• **Raw data**:
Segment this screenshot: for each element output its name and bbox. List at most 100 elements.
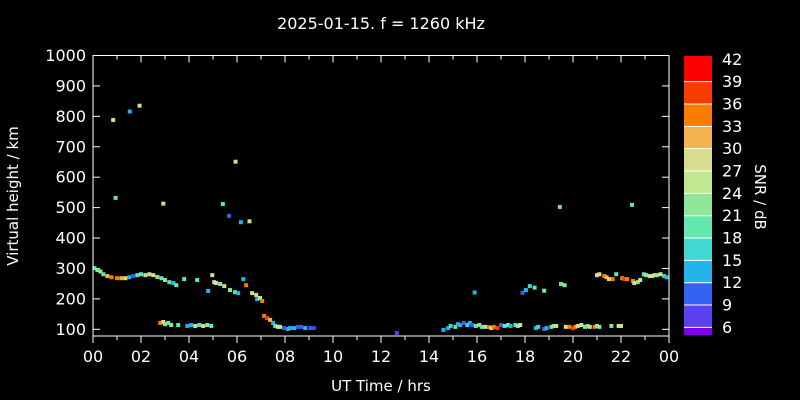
- tick-label: 500: [55, 198, 86, 217]
- data-point: [597, 324, 602, 329]
- tick-label: 12: [371, 347, 391, 366]
- data-point: [620, 276, 625, 281]
- data-point: [250, 291, 255, 296]
- data-point: [549, 324, 554, 329]
- tick-label: 21: [722, 206, 742, 225]
- data-point: [515, 323, 520, 328]
- data-point: [299, 324, 304, 329]
- data-point: [258, 295, 263, 300]
- data-point: [635, 280, 640, 285]
- data-point: [585, 323, 590, 328]
- data-point: [461, 320, 466, 325]
- data-point: [206, 288, 211, 293]
- colorbar-segment: [684, 56, 712, 82]
- data-point: [573, 324, 578, 329]
- tick-label: 04: [179, 347, 199, 366]
- data-point: [247, 219, 252, 224]
- data-point: [101, 272, 106, 277]
- tick-label: 30: [722, 139, 742, 158]
- data-point: [238, 220, 243, 225]
- tick-label: 18: [722, 229, 742, 248]
- tick-label: 20: [563, 347, 583, 366]
- data-point: [502, 323, 507, 328]
- data-point: [583, 324, 587, 329]
- data-point: [563, 324, 568, 329]
- y-axis-ticks: 100 200 300 400 500 600 700 800 900 1000: [45, 46, 669, 339]
- data-point: [92, 266, 97, 271]
- data-point: [458, 323, 463, 328]
- data-point: [491, 324, 496, 329]
- data-point: [201, 323, 206, 328]
- data-point: [513, 323, 518, 328]
- data-point: [499, 323, 503, 328]
- data-point: [662, 274, 667, 279]
- tick-label: 36: [722, 94, 742, 113]
- data-point: [532, 285, 537, 290]
- colorbar-segment: [684, 327, 712, 335]
- data-point: [210, 273, 215, 278]
- tick-label: 39: [722, 72, 742, 91]
- tick-label: 42: [722, 50, 742, 69]
- data-point: [567, 324, 572, 329]
- tick-label: 900: [55, 76, 86, 95]
- data-point: [542, 327, 547, 332]
- data-point: [244, 283, 249, 288]
- data-point: [602, 274, 607, 279]
- data-point: [197, 323, 202, 328]
- data-point: [139, 272, 143, 277]
- tick-label: 27: [722, 162, 742, 181]
- data-point: [554, 323, 559, 328]
- data-point: [292, 326, 297, 331]
- data-point: [161, 320, 166, 325]
- data-point: [448, 323, 453, 328]
- data-point: [233, 290, 238, 295]
- data-point: [644, 273, 649, 278]
- data-point: [650, 274, 655, 279]
- data-point: [147, 272, 152, 277]
- data-point: [119, 276, 124, 281]
- data-point: [131, 274, 136, 279]
- data-point: [597, 272, 602, 277]
- data-point: [176, 323, 181, 328]
- data-point: [595, 323, 599, 328]
- data-points: [92, 103, 669, 335]
- data-point: [159, 276, 164, 281]
- tick-label: 9: [722, 296, 732, 315]
- data-point: [595, 273, 599, 278]
- data-point: [163, 322, 167, 327]
- data-point: [277, 324, 282, 329]
- tick-label: 24: [722, 184, 742, 203]
- data-point: [647, 274, 652, 279]
- data-point: [630, 202, 635, 207]
- colorbar-segment: [684, 305, 712, 328]
- colorbar-segment: [684, 103, 712, 127]
- tick-label: 33: [722, 117, 742, 136]
- colorbar-segment: [684, 148, 712, 172]
- tick-label: 14: [419, 347, 439, 366]
- data-point: [604, 275, 609, 280]
- data-point: [533, 326, 538, 331]
- tick-label: 16: [467, 347, 487, 366]
- data-point: [193, 323, 198, 328]
- data-point: [638, 278, 643, 283]
- data-point: [218, 281, 223, 286]
- data-point: [587, 324, 592, 329]
- data-point: [470, 323, 475, 328]
- colorbar-segment: [684, 238, 712, 261]
- data-point: [268, 317, 273, 322]
- tick-label: 600: [55, 168, 86, 187]
- data-point: [616, 323, 621, 328]
- data-point: [467, 320, 472, 325]
- tick-label: 22: [611, 347, 631, 366]
- data-point: [163, 278, 167, 283]
- data-point: [394, 330, 399, 335]
- data-point: [303, 326, 308, 331]
- colorbar-segment: [684, 193, 712, 216]
- data-point: [664, 275, 669, 280]
- x-axis-ticks: 00 02 04 06 08 10 12 14 16 18 20 22 00: [83, 55, 679, 366]
- data-point: [506, 323, 511, 328]
- chart-title: 2025-01-15. f = 1260 kHz: [277, 14, 485, 33]
- data-point: [479, 324, 484, 329]
- data-point: [109, 275, 114, 280]
- tick-label: 18: [515, 347, 535, 366]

• **Instructions for the task**: Rewrite the records above, replacing every occurrence of "colorbar-segment" with "color-scale-segment" and changing nothing else. Omit the pictures from the answer.

• **Response to this exercise**:
Segment this screenshot: for each element output its name and bbox. List at most 100 elements.
- tick-label: 500: [55, 198, 86, 217]
- data-point: [597, 324, 602, 329]
- tick-label: 12: [371, 347, 391, 366]
- data-point: [620, 276, 625, 281]
- data-point: [250, 291, 255, 296]
- data-point: [549, 324, 554, 329]
- tick-label: 21: [722, 206, 742, 225]
- data-point: [515, 323, 520, 328]
- data-point: [299, 324, 304, 329]
- data-point: [258, 295, 263, 300]
- data-point: [635, 280, 640, 285]
- data-point: [585, 323, 590, 328]
- data-point: [461, 320, 466, 325]
- data-point: [206, 288, 211, 293]
- color-scale-segment: [684, 56, 712, 82]
- data-point: [573, 324, 578, 329]
- tick-label: 04: [179, 347, 199, 366]
- data-point: [247, 219, 252, 224]
- data-point: [101, 272, 106, 277]
- tick-label: 30: [722, 139, 742, 158]
- data-point: [238, 220, 243, 225]
- tick-label: 18: [722, 229, 742, 248]
- tick-label: 20: [563, 347, 583, 366]
- data-point: [502, 323, 507, 328]
- data-point: [583, 324, 587, 329]
- data-point: [563, 324, 568, 329]
- y-axis-ticks: 100 200 300 400 500 600 700 800 900 1000: [45, 46, 669, 339]
- data-point: [92, 266, 97, 271]
- data-point: [458, 323, 463, 328]
- data-point: [491, 324, 496, 329]
- data-point: [201, 323, 206, 328]
- data-point: [513, 323, 518, 328]
- data-point: [499, 323, 503, 328]
- data-point: [662, 274, 667, 279]
- tick-label: 36: [722, 94, 742, 113]
- data-point: [532, 285, 537, 290]
- color-scale-segment: [684, 327, 712, 335]
- data-point: [210, 273, 215, 278]
- tick-label: 39: [722, 72, 742, 91]
- tick-label: 42: [722, 50, 742, 69]
- data-point: [567, 324, 572, 329]
- tick-label: 900: [55, 76, 86, 95]
- data-point: [542, 327, 547, 332]
- data-point: [244, 283, 249, 288]
- data-point: [602, 274, 607, 279]
- data-point: [197, 323, 202, 328]
- data-point: [139, 272, 143, 277]
- tick-label: 27: [722, 162, 742, 181]
- data-point: [554, 323, 559, 328]
- data-point: [292, 326, 297, 331]
- data-point: [161, 320, 166, 325]
- data-point: [448, 323, 453, 328]
- data-point: [233, 290, 238, 295]
- data-point: [644, 273, 649, 278]
- data-point: [650, 274, 655, 279]
- data-point: [147, 272, 152, 277]
- data-point: [119, 276, 124, 281]
- data-point: [131, 274, 136, 279]
- data-point: [597, 272, 602, 277]
- data-point: [176, 323, 181, 328]
- data-point: [595, 323, 599, 328]
- data-points: [92, 103, 669, 335]
- data-point: [159, 276, 164, 281]
- tick-label: 9: [722, 296, 732, 315]
- data-point: [595, 273, 599, 278]
- data-point: [163, 322, 167, 327]
- data-point: [277, 324, 282, 329]
- tick-label: 24: [722, 184, 742, 203]
- data-point: [647, 274, 652, 279]
- data-point: [630, 202, 635, 207]
- color-scale-segment: [684, 305, 712, 328]
- color-scale-segment: [684, 103, 712, 127]
- tick-label: 33: [722, 117, 742, 136]
- color-scale-segment: [684, 148, 712, 172]
- tick-label: 14: [419, 347, 439, 366]
- data-point: [604, 275, 609, 280]
- data-point: [533, 326, 538, 331]
- tick-label: 16: [467, 347, 487, 366]
- data-point: [193, 323, 198, 328]
- data-point: [638, 278, 643, 283]
- data-point: [218, 281, 223, 286]
- data-point: [587, 324, 592, 329]
- data-point: [470, 323, 475, 328]
- color-scale-segment: [684, 238, 712, 261]
- data-point: [268, 317, 273, 322]
- tick-label: 600: [55, 168, 86, 187]
- data-point: [616, 323, 621, 328]
- data-point: [467, 320, 472, 325]
- tick-label: 22: [611, 347, 631, 366]
- data-point: [163, 278, 167, 283]
- data-point: [394, 330, 399, 335]
- data-point: [303, 326, 308, 331]
- color-scale-segment: [684, 193, 712, 216]
- data-point: [664, 275, 669, 280]
- x-axis-ticks: 00 02 04 06 08 10 12 14 16 18 20 22 00: [83, 55, 679, 366]
- data-point: [506, 323, 511, 328]
- chart-title: 2025-01-15. f = 1260 kHz: [277, 14, 485, 33]
- data-point: [479, 324, 484, 329]
- data-point: [109, 275, 114, 280]
- tick-label: 18: [515, 347, 535, 366]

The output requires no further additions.